___ Listed records

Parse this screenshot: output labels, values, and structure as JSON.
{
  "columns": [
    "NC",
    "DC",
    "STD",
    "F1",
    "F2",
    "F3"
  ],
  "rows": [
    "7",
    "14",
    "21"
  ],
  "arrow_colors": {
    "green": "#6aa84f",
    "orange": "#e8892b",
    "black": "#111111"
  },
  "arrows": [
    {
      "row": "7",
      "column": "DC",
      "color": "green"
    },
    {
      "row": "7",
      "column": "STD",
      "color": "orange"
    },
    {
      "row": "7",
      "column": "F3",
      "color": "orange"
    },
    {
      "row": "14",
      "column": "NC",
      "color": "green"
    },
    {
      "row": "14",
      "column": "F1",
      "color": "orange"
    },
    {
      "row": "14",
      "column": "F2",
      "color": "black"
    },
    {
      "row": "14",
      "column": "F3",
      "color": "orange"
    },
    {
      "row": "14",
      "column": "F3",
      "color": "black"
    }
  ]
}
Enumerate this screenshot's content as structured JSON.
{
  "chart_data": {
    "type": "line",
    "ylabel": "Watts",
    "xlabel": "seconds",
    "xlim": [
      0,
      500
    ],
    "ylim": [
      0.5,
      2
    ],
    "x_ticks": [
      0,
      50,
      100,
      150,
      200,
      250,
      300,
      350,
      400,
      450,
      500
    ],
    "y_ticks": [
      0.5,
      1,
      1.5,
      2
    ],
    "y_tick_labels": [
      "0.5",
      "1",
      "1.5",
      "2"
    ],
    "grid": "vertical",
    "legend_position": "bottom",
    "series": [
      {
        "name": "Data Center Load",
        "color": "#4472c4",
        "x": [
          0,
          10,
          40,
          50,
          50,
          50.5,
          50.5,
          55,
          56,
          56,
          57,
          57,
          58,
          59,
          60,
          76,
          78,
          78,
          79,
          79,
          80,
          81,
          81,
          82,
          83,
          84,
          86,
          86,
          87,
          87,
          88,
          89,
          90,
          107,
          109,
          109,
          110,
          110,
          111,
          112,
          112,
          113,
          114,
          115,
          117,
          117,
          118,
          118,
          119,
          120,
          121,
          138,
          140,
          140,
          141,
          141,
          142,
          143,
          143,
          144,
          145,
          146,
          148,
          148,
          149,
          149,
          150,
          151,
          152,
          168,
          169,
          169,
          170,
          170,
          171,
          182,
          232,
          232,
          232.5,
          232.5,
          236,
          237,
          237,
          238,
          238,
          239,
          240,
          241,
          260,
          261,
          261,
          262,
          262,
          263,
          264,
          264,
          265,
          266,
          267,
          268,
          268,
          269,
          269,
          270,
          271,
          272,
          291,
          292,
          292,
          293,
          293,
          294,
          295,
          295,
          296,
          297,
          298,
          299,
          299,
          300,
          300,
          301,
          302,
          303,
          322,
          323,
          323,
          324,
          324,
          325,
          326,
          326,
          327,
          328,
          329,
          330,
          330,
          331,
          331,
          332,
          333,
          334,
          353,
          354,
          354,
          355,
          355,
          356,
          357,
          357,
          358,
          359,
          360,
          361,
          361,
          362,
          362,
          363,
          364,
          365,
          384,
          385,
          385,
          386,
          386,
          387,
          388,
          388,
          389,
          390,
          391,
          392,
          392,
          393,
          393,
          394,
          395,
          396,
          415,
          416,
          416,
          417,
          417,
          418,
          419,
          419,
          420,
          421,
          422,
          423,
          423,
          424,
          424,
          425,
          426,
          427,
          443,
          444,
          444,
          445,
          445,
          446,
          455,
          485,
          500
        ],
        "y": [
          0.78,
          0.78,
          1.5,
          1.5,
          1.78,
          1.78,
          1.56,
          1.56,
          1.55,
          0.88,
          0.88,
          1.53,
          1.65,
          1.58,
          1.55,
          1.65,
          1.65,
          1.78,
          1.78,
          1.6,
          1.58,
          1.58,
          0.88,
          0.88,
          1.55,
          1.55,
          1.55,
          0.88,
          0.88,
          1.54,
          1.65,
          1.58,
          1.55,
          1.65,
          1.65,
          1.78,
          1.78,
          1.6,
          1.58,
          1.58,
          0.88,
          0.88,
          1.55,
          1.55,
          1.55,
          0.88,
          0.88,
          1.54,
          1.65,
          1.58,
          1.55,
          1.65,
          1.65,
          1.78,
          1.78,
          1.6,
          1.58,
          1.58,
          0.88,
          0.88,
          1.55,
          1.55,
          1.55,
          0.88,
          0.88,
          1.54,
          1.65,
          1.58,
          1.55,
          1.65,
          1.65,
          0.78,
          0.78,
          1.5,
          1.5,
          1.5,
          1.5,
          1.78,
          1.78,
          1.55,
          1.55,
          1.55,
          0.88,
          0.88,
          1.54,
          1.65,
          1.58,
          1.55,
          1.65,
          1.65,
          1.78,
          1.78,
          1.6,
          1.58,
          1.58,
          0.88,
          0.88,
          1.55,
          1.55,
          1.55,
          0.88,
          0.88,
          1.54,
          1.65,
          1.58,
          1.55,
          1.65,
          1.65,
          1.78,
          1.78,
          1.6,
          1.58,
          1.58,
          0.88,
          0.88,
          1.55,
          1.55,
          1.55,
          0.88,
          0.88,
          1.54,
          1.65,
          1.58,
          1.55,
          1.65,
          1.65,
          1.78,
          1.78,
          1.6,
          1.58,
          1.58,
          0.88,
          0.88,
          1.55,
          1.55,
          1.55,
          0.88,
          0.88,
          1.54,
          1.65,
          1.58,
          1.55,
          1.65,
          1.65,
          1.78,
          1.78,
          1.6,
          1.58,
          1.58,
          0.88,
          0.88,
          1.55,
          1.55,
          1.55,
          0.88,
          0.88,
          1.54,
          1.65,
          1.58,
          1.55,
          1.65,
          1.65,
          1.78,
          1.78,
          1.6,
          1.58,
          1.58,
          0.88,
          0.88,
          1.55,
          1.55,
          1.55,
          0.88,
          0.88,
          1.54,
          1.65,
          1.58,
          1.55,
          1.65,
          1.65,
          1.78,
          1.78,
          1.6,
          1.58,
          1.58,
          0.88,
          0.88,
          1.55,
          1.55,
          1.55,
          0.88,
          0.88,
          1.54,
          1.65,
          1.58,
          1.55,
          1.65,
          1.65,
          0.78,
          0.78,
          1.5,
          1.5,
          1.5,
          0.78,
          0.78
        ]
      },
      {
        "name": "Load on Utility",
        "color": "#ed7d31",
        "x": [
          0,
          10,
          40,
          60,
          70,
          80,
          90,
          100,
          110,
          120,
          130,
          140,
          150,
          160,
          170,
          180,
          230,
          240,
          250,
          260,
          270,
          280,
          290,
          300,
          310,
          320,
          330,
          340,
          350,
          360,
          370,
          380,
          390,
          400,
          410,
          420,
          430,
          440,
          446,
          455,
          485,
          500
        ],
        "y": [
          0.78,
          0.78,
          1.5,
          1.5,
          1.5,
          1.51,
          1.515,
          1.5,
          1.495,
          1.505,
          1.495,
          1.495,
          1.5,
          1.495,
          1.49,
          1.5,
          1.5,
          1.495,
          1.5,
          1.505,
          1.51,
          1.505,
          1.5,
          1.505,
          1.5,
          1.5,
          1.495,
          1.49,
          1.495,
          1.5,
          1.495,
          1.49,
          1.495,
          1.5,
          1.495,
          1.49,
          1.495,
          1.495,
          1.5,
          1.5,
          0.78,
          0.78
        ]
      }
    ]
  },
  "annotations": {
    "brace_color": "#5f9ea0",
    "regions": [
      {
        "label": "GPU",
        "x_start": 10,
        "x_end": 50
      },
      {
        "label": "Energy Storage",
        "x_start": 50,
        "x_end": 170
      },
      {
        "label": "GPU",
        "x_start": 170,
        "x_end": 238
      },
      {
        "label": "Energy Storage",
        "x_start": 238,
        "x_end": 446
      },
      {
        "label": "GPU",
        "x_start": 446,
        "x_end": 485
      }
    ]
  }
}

______

What to work on:
Look through the data above. Find each line with the string "name" and copy it.

Result of the exercise:
        "name": "Data Center Load",
        "name": "Load on Utility",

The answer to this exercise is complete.